== Material provided ==
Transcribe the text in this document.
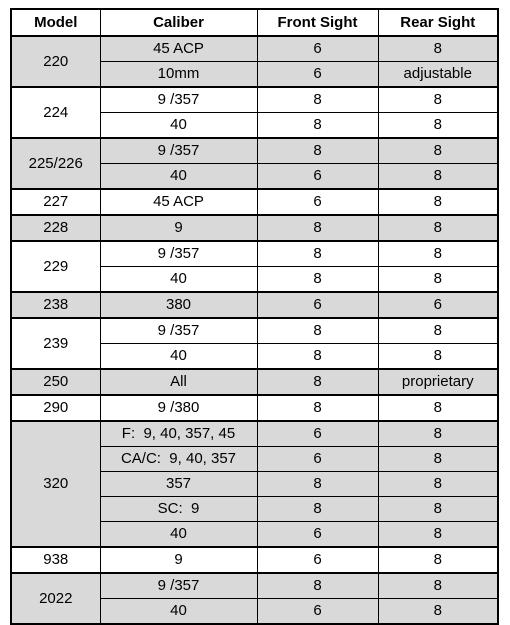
Model	Caliber	Front Sight	Rear Sight
220	45 ACP	6	8
	10mm	6	adjustable
224	9 /357	8	8
	40	8	8
225/226	9 /357	8	8
	40	6	8
227	45 ACP	6	8
228	9	8	8
229	9 /357	8	8
	40	8	8
238	380	6	6
239	9 /357	8	8
	40	8	8
250	All	8	proprietary
290	9 /380	8	8
320	F:  9, 40, 357, 45	6	8
	CA/C:  9, 40, 357	6	8
	357	8	8
	SC:  9	8	8
	40	6	8
938	9	6	8
2022	9 /357	8	8
	40	6	8
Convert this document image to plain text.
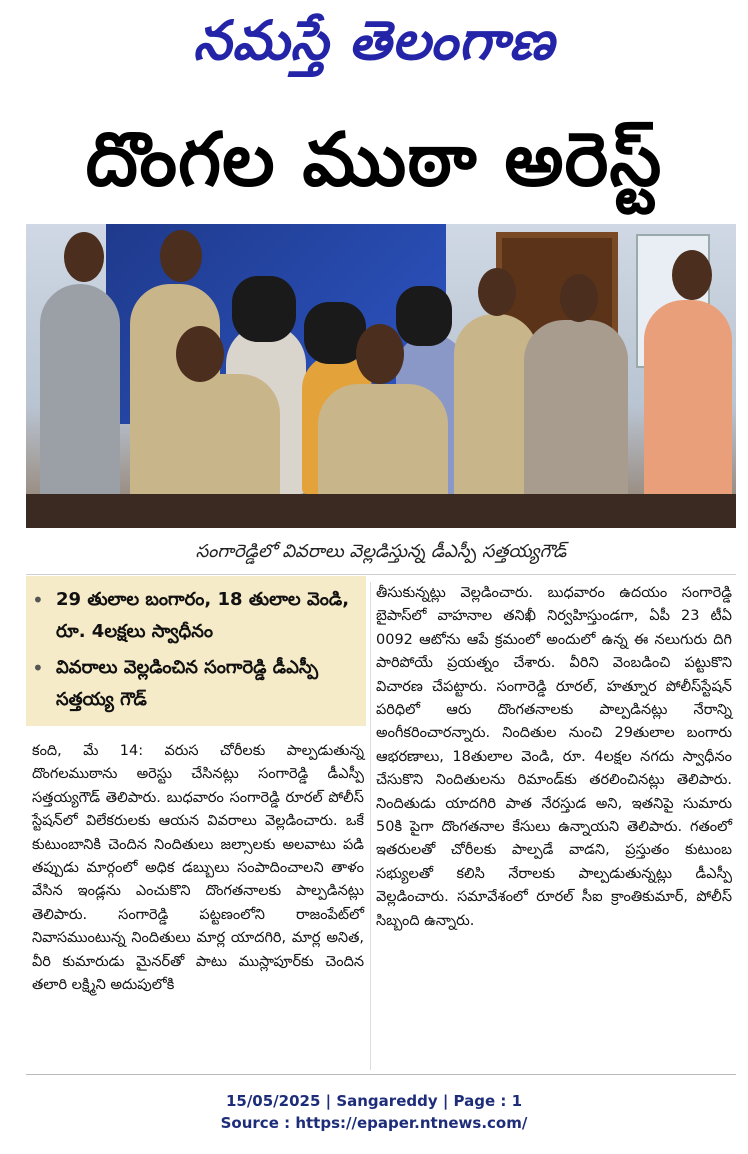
నమస్తే తెలంగాణ
దొంగల ముఠా అరెస్ట్
సంగారెడ్డిలో వివరాలు వెల్లడిస్తున్న డీఎస్పీ సత్తయ్యగౌడ్
• 29 తులాల బంగారం, 18 తులాల వెండి, రూ. 4లక్షలు స్వాధీనం
• వివరాలు వెల్లడించిన సంగారెడ్డి డీఎస్పీ సత్తయ్య గౌడ్

కంది, మే 14: వరుస చోరీలకు పాల్పడుతున్న దొంగలముఠాను అరెస్టు చేసినట్లు సంగారెడ్డి డీఎస్పీ సత్తయ్యగౌడ్ తెలిపారు. బుధవారం సంగారెడ్డి రూరల్ పోలీస్ స్టేషన్‌లో విలేకరులకు ఆయన వివరాలు వెల్లడించారు. ఒకే కుటుంబానికి చెందిన నిందితులు జల్సాలకు అలవాటు పడి తప్పుడు మార్గంలో అధిక డబ్బులు సంపాదించాలని తాళం వేసిన ఇండ్లను ఎంచుకొని దొంగతనాలకు పాల్పడినట్లు తెలిపారు. సంగారెడ్డి పట్టణంలోని రాజంపేట్‌లో నివాసముంటున్న నిందితులు మార్ల యాదగిరి, మార్ల అనిత, వీరి కుమారుడు మైనర్‌తో పాటు ముస్లాపూర్‌కు చెందిన తలారి లక్ష్మిని అదుపులోకి

తీసుకున్నట్లు వెల్లడించారు. బుధవారం ఉదయం సంగారెడ్డి బైపాస్‌లో వాహనాల తనిఖీ నిర్వహిస్తుండగా, ఏపీ 23 టీఏ 0092 ఆటోను ఆపే క్రమంలో అందులో ఉన్న ఈ నలుగురు దిగి పారిపోయే ప్రయత్నం చేశారు. వీరిని వెంబడించి పట్టుకొని విచారణ చేపట్టారు. సంగారెడ్డి రూరల్, హత్నూర పోలీస్‌స్టేషన్ పరిధిలో ఆరు దొంగతనాలకు పాల్పడినట్లు నేరాన్ని అంగీకరించారన్నారు. నిందితుల నుంచి 29తులాల బంగారు ఆభరణాలు, 18తులాల వెండి, రూ. 4లక్షల నగదు స్వాధీనం చేసుకొని నిందితులను రిమాండ్‌కు తరలించినట్లు తెలిపారు. నిందితుడు యాదగిరి పాత నేరస్తుడ అని, ఇతనిపై సుమారు 50కి పైగా దొంగతనాల కేసులు ఉన్నాయని తెలిపారు. గతంలో ఇతరులతో చోరీలకు పాల్పడే వాడని, ప్రస్తుతం కుటుంబ సభ్యులతో కలిసి నేరాలకు పాల్పడుతున్నట్లు డీఎస్పీ వెల్లడించారు. సమావేశంలో రూరల్ సీఐ క్రాంతికుమార్, పోలీస్ సిబ్బంది ఉన్నారు.

15/05/2025 | Sangareddy | Page : 1
Source : https://epaper.ntnews.com/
===
Your objective: From the records above, pull out each line that has "this".

Response to the exercise:
Transcribe the text in this document.
Convert this document image to plain text.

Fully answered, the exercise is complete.